Reproduce every line of the data below, keeping each character unchanged.

* **SUPPLIED MATERIAL**
+--
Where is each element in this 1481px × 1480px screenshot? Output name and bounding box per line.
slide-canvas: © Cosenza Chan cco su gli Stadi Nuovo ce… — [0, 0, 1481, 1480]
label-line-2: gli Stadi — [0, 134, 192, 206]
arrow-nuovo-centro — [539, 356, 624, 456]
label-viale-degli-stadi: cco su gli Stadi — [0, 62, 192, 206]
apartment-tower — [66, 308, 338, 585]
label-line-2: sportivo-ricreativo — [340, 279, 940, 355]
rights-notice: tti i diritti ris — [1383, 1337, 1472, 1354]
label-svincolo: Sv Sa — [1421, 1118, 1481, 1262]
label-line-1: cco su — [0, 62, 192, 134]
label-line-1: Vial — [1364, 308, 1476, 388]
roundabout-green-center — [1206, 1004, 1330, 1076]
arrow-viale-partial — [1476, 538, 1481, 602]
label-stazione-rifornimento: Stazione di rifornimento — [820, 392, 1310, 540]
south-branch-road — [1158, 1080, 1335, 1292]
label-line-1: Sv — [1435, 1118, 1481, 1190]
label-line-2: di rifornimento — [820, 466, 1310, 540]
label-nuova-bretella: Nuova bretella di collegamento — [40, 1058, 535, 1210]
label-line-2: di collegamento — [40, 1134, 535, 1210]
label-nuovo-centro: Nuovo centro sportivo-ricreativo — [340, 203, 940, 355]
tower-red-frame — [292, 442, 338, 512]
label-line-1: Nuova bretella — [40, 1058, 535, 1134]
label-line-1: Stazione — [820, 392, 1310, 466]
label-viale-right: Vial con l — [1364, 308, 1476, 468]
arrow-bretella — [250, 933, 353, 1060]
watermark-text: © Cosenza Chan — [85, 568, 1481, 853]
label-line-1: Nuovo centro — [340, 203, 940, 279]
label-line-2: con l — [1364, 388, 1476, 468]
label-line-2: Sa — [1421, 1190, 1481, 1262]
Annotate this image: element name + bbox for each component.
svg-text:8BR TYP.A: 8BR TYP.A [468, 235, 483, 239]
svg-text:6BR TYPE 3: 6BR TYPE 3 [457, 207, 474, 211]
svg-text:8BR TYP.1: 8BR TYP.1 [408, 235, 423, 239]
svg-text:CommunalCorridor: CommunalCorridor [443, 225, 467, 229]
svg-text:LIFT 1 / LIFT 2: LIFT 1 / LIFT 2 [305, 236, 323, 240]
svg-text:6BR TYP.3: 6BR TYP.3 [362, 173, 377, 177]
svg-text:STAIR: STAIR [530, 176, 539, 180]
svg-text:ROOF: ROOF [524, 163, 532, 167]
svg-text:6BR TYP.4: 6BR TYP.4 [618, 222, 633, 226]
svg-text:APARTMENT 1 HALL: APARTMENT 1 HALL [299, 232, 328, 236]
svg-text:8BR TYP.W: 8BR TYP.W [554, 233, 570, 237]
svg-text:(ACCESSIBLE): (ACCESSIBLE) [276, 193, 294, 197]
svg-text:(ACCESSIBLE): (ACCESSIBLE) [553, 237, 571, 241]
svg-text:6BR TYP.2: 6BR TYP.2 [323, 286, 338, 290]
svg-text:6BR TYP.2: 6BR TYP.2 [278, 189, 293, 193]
+--
* **SOLUTION TO THE PROBLEM**
Where is each element in this 1481px × 1480px screenshot? Output name and bounding box per line.
slide-canvas: © Cosenza Chan cco su gli Stadi Nuovo ce… — [0, 0, 1481, 1480]
label-line-2: gli Stadi — [0, 134, 192, 206]
arrow-nuovo-centro — [539, 356, 624, 456]
label-viale-degli-stadi: cco su gli Stadi — [0, 62, 192, 206]
apartment-tower — [66, 308, 338, 585]
label-line-2: sportivo-ricreativo — [340, 279, 940, 355]
rights-notice: tti i diritti ris — [1383, 1337, 1472, 1354]
label-svincolo: Sv Sa — [1421, 1118, 1481, 1262]
label-line-1: cco su — [0, 62, 192, 134]
label-line-1: Vial — [1364, 308, 1476, 388]
roundabout-green-center — [1206, 1004, 1330, 1076]
arrow-viale-partial — [1476, 538, 1481, 602]
label-stazione-rifornimento: Stazione di rifornimento — [820, 392, 1310, 540]
south-branch-road — [1158, 1080, 1335, 1292]
label-line-1: Sv — [1435, 1118, 1481, 1190]
label-line-2: di rifornimento — [820, 466, 1310, 540]
label-nuova-bretella: Nuova bretella di collegamento — [40, 1058, 535, 1210]
label-line-2: di collegamento — [40, 1134, 535, 1210]
label-nuovo-centro: Nuovo centro sportivo-ricreativo — [340, 203, 940, 355]
tower-red-frame — [292, 442, 338, 512]
label-line-1: Nuova bretella — [40, 1058, 535, 1134]
label-line-1: Stazione — [820, 392, 1310, 466]
label-viale-right: Vial con l — [1364, 308, 1476, 468]
arrow-bretella — [250, 933, 353, 1060]
watermark-text: © Cosenza Chan — [85, 568, 1481, 853]
label-line-1: Nuovo centro — [340, 203, 940, 279]
label-line-2: con l — [1364, 388, 1476, 468]
label-line-2: Sa — [1421, 1190, 1481, 1262]
Annotate this image: element name + bbox for each component.
svg-text:8BR TYP.A: 8BR TYP.A [468, 235, 483, 239]
svg-text:6BR TYPE 3: 6BR TYPE 3 [457, 207, 474, 211]
svg-text:8BR TYP.1: 8BR TYP.1 [408, 235, 423, 239]
svg-text:CommunalCorridor: CommunalCorridor [443, 225, 467, 229]
svg-text:LIFT 1 / LIFT 2: LIFT 1 / LIFT 2 [305, 236, 323, 240]
svg-text:6BR TYP.3: 6BR TYP.3 [362, 173, 377, 177]
svg-text:STAIR: STAIR [530, 176, 539, 180]
svg-text:ROOF: ROOF [524, 163, 532, 167]
svg-text:6BR TYP.4: 6BR TYP.4 [618, 222, 633, 226]
svg-text:APARTMENT 1 HALL: APARTMENT 1 HALL [299, 232, 328, 236]
svg-text:8BR TYP.W: 8BR TYP.W [554, 233, 570, 237]
svg-text:(ACCESSIBLE): (ACCESSIBLE) [276, 193, 294, 197]
svg-text:(ACCESSIBLE): (ACCESSIBLE) [553, 237, 571, 241]
svg-text:6BR TYP.2: 6BR TYP.2 [323, 286, 338, 290]
svg-text:6BR TYP.2: 6BR TYP.2 [278, 189, 293, 193]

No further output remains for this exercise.